# Spicy Bites TNT



## Russell (Apr 22, 2005)

For 24 "Spicy Bites"
24 Large slices of pepperoni. Usually found by the lunchmeats
24 1/2 inch cubes of Pepper Jack cheese.
24 Toothpicks

Take one piece of pepper jack, and place it in the middle of the pepperoni. Fold and stick a toothpick in. Great for appetizers or cocktail parties.


----------



## pdswife (Apr 22, 2005)

That sounds easy enough.
I love easy!
Thanks!


----------



## marmalady (Apr 22, 2005)

Welcome back, fish! We've missed you!


----------



## Vegas Girl (May 17, 2005)

That sounds real good and easy for the graduation party.  Any ideas on something I could stick the toothpicks in instead of just having the appetizers laying down on a plate?


----------



## auntieshelly (May 17, 2005)

Vegas Girl ~  Try using  a head of red or green cabbage.  You may have to trim the cabbage stem so it sits flat on the plate or cut the cabbage in half and put the cut side down on the plate ~ then you will have two holders for your appetizers.   Put crackers and other nibbles around the edge of the plate.  You may want to put a black or green olive on some of the picks with the meat and cheese ~ adds a different taste and looks sooooo fancy!  Enjoy!!


----------



## jkath (May 17, 2005)

great idea, Auntieshelly!

My mom always told us that food always tastes better in a pretty presentation.


----------



## Vegas Girl (May 17, 2005)

Great idea - thanks!


----------



## lyndalou (May 18, 2005)

The other evening we were at a friend's house for drinks, and she served us fried chorizo bites on a toothpick with a slice of banana. It was great.


----------

- - -

**Given instruction:** Reproduce everything in the Spicy Bites thread above, from "# Spicy Bites" down to "Pepper Jack cheese.".

- - -

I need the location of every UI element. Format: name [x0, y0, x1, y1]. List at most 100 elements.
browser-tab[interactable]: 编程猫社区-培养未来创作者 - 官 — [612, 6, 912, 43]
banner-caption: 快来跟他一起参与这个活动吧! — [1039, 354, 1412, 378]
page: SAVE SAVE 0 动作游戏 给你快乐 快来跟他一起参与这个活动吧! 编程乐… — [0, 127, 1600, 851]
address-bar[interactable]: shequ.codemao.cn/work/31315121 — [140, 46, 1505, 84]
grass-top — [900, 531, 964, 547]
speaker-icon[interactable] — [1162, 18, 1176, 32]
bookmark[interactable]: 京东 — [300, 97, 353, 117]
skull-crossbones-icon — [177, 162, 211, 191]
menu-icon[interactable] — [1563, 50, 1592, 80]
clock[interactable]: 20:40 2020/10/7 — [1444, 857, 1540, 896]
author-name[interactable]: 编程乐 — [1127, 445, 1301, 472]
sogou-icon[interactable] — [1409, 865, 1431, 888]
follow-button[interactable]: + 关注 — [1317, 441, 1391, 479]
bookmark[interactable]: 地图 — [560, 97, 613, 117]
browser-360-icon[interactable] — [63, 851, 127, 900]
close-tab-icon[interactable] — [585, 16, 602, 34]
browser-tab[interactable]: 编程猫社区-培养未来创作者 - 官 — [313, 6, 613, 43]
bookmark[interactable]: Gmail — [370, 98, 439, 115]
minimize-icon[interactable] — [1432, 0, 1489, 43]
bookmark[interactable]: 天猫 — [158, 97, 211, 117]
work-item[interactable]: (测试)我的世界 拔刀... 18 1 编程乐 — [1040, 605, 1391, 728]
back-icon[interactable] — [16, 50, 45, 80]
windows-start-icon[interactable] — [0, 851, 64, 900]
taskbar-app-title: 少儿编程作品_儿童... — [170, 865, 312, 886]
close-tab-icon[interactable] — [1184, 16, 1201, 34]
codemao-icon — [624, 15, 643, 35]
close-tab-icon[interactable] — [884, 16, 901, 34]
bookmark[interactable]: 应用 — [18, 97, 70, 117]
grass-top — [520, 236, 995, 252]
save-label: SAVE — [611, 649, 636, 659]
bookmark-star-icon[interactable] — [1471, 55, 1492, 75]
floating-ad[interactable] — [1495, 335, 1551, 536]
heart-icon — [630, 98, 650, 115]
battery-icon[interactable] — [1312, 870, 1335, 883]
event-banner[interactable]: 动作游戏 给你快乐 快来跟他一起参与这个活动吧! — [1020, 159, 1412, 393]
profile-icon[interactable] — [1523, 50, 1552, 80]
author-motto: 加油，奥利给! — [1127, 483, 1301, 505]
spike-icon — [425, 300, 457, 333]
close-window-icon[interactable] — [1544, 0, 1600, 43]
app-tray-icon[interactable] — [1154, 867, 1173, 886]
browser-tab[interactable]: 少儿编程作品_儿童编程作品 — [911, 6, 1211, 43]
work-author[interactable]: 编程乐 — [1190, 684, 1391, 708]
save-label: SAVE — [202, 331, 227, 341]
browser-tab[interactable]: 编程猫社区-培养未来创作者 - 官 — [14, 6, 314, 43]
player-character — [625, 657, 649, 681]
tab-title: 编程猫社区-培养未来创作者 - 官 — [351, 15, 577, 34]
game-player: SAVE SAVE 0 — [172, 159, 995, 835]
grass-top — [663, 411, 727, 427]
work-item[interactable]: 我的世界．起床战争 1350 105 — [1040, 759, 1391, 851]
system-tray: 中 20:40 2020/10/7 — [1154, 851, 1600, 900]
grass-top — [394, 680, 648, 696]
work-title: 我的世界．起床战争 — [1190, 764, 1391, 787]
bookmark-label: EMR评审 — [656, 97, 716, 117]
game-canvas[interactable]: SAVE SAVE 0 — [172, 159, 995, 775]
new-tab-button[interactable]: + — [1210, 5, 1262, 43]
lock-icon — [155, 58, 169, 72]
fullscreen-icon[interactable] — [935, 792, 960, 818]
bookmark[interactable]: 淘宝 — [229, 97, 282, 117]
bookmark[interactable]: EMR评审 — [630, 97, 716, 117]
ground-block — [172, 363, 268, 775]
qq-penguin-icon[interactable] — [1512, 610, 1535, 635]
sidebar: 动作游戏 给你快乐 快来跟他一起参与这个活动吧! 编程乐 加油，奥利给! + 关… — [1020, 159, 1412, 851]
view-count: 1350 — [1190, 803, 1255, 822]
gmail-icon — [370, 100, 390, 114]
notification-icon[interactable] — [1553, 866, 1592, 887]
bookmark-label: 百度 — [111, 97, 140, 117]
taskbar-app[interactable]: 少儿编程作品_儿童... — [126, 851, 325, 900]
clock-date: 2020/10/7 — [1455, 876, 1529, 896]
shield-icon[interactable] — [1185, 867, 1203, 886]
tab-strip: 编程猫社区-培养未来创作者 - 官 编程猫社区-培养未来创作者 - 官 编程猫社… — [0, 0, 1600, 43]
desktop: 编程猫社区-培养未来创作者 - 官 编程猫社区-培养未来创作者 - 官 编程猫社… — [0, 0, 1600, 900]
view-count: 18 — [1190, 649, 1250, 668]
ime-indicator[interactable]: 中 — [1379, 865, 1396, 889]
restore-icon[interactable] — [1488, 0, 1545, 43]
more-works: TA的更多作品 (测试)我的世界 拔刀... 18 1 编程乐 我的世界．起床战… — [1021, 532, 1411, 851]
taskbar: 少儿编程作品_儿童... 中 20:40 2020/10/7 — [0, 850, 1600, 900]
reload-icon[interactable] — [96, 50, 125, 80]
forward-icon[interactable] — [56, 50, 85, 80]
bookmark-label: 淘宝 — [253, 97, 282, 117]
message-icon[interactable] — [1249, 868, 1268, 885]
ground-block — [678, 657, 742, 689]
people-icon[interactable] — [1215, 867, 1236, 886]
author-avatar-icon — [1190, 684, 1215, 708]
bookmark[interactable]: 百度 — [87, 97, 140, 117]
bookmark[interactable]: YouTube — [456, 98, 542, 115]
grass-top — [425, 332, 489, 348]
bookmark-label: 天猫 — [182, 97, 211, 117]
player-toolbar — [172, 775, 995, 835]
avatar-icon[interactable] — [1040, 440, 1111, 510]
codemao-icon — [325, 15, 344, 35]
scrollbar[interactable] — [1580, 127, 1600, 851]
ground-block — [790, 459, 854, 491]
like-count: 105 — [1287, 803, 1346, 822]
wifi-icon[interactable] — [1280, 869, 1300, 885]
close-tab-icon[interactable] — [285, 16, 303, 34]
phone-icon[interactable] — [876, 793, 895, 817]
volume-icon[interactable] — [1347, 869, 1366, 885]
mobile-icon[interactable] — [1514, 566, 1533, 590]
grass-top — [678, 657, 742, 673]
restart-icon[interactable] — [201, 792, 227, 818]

- - -

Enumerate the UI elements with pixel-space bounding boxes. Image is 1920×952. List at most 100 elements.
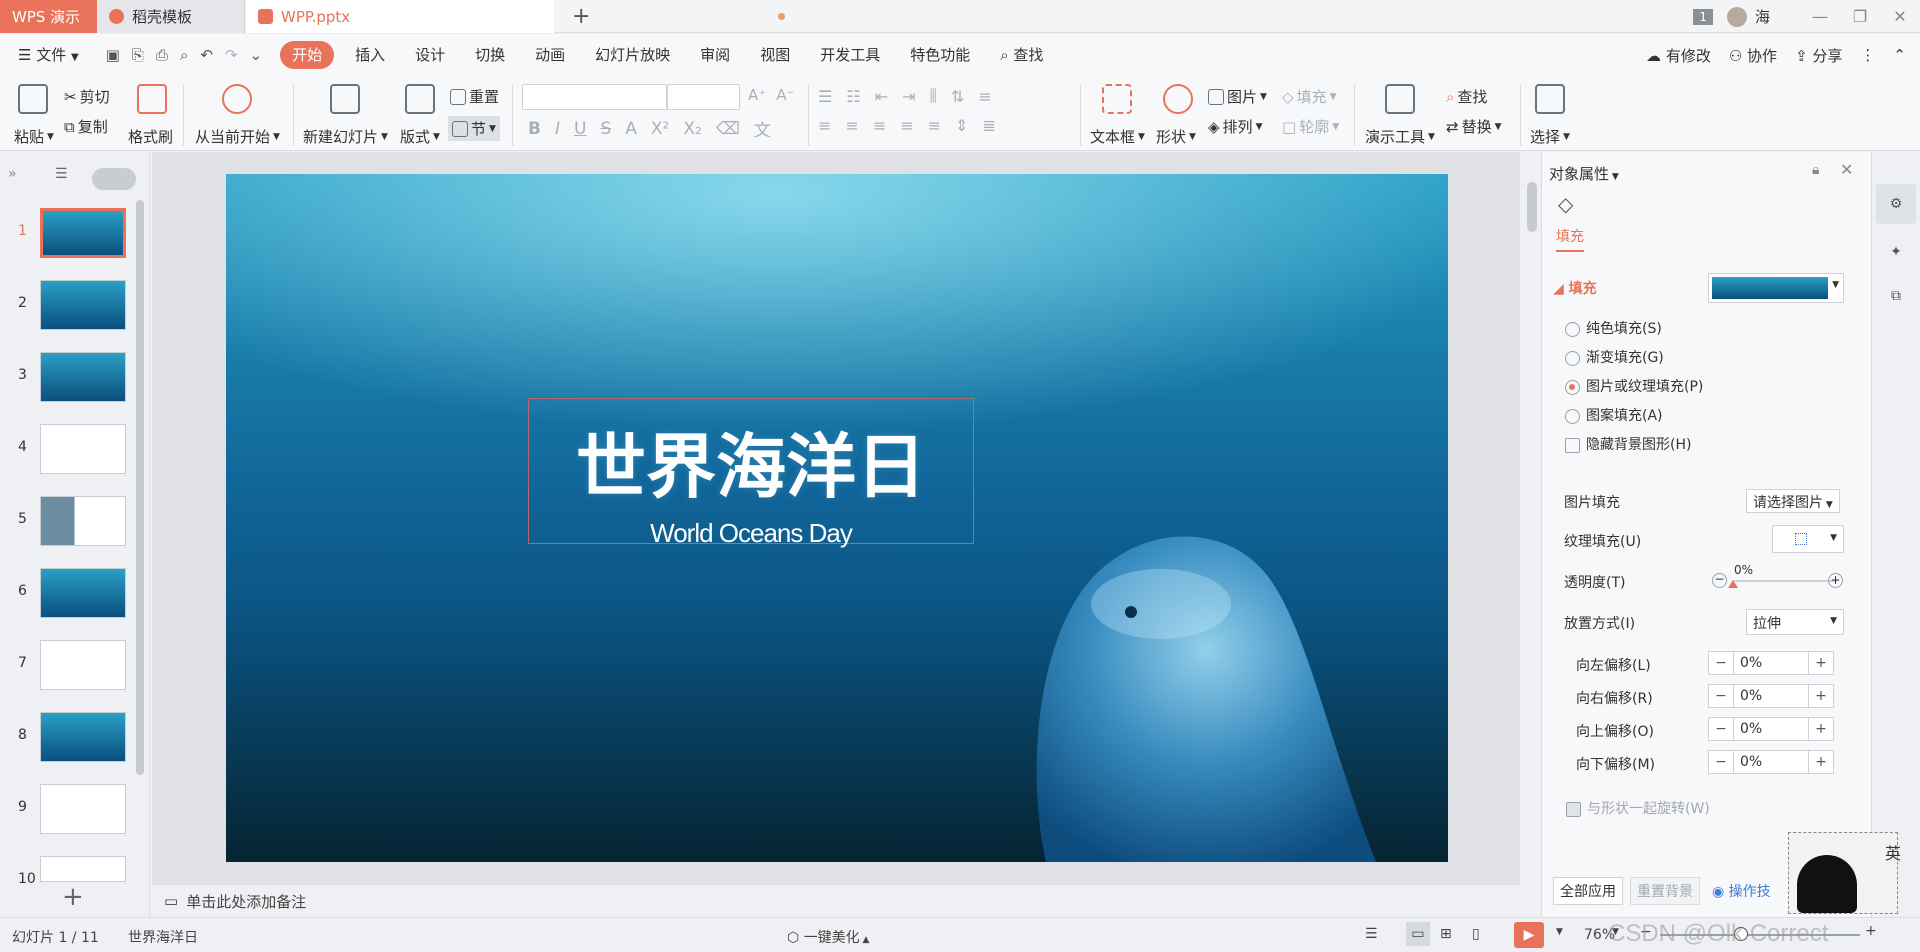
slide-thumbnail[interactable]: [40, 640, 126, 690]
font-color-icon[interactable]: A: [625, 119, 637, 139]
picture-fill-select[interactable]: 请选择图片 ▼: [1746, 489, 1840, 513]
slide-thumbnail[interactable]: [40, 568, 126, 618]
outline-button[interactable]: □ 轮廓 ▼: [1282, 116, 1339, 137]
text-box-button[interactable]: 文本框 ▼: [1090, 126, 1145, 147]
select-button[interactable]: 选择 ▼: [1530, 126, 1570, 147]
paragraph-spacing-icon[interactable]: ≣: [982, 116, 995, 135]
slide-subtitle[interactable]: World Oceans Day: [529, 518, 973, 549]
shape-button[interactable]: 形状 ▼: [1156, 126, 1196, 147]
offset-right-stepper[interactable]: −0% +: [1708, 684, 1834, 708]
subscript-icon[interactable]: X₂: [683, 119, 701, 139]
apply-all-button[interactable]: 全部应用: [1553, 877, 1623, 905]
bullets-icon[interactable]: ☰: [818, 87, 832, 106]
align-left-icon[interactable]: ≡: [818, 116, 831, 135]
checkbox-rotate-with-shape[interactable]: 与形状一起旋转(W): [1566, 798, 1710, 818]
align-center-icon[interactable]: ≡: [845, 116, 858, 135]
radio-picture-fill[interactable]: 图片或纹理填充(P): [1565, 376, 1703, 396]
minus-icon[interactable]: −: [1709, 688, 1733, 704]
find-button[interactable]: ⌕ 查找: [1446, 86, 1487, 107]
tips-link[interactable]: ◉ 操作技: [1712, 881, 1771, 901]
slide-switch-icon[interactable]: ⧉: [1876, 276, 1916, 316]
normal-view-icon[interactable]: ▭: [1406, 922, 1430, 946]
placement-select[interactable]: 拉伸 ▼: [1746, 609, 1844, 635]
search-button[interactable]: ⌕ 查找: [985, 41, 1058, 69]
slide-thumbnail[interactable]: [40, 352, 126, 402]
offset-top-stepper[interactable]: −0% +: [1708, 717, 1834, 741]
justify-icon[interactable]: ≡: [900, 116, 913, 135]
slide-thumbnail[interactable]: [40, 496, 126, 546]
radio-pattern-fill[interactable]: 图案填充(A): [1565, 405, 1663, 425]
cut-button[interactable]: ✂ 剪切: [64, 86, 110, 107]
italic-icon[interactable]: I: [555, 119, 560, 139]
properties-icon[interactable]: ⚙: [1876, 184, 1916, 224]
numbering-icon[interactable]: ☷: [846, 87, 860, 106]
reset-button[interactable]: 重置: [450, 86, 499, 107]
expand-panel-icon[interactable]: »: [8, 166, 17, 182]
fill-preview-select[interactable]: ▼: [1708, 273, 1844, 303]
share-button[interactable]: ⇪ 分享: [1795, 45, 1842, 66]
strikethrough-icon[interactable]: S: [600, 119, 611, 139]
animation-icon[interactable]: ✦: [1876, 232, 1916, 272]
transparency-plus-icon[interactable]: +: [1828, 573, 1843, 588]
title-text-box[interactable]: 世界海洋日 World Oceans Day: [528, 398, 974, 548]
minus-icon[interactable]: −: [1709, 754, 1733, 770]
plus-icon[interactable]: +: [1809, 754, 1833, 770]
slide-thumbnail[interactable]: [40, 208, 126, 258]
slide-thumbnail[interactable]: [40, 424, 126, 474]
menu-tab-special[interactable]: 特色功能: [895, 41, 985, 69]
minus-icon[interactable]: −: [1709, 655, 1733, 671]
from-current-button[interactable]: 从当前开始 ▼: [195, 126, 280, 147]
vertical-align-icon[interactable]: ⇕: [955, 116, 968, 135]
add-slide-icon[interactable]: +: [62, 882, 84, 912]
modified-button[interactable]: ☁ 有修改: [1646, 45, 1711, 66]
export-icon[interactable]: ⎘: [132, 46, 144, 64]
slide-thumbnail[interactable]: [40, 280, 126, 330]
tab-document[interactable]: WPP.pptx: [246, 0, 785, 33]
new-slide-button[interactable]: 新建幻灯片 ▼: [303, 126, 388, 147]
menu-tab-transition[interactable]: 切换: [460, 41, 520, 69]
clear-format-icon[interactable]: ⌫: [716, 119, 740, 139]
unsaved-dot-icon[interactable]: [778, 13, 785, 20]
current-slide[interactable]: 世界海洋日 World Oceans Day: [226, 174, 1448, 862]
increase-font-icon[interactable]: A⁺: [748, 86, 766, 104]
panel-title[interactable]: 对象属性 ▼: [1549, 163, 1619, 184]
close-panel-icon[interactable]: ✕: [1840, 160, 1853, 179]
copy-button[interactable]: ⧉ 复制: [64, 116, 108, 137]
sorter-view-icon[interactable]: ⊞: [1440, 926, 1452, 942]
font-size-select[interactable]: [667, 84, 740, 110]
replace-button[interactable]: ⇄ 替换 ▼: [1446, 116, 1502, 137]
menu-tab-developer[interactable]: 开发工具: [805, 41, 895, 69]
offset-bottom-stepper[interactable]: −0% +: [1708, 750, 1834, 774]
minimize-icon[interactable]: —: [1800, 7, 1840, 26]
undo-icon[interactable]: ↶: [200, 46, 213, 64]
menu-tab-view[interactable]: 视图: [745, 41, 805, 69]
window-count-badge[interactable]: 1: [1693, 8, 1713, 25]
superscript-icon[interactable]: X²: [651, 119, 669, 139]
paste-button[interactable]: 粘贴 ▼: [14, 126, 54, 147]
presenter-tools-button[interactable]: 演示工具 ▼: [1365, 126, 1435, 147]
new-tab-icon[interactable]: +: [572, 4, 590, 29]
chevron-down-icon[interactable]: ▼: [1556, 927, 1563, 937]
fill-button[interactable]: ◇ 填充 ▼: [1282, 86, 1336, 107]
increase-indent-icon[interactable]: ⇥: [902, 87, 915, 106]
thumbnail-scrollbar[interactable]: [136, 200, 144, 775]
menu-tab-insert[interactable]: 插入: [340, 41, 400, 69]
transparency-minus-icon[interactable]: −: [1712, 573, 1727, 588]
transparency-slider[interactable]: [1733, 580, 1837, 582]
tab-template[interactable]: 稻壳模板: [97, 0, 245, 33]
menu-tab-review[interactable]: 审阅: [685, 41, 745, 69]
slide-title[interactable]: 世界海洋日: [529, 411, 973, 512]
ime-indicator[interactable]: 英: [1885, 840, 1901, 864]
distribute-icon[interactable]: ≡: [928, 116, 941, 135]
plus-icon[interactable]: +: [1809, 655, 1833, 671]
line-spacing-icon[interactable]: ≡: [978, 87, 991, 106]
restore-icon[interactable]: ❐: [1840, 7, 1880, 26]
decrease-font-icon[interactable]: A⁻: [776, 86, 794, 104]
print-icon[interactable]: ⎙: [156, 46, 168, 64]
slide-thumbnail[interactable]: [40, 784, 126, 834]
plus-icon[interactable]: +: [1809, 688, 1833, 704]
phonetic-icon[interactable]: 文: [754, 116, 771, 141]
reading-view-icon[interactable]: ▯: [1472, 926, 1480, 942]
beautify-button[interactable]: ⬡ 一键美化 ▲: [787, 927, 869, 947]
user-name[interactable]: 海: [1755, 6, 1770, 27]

- - -

**Exercise output:**
# Spicy Bites TNT



## Russell (Apr 22, 2005)

For 24 "Spicy Bites"
24 Large slices of pepperoni. Usually found by the lunchmeats
24 1/2 inch cubes of Pepper Jack cheese.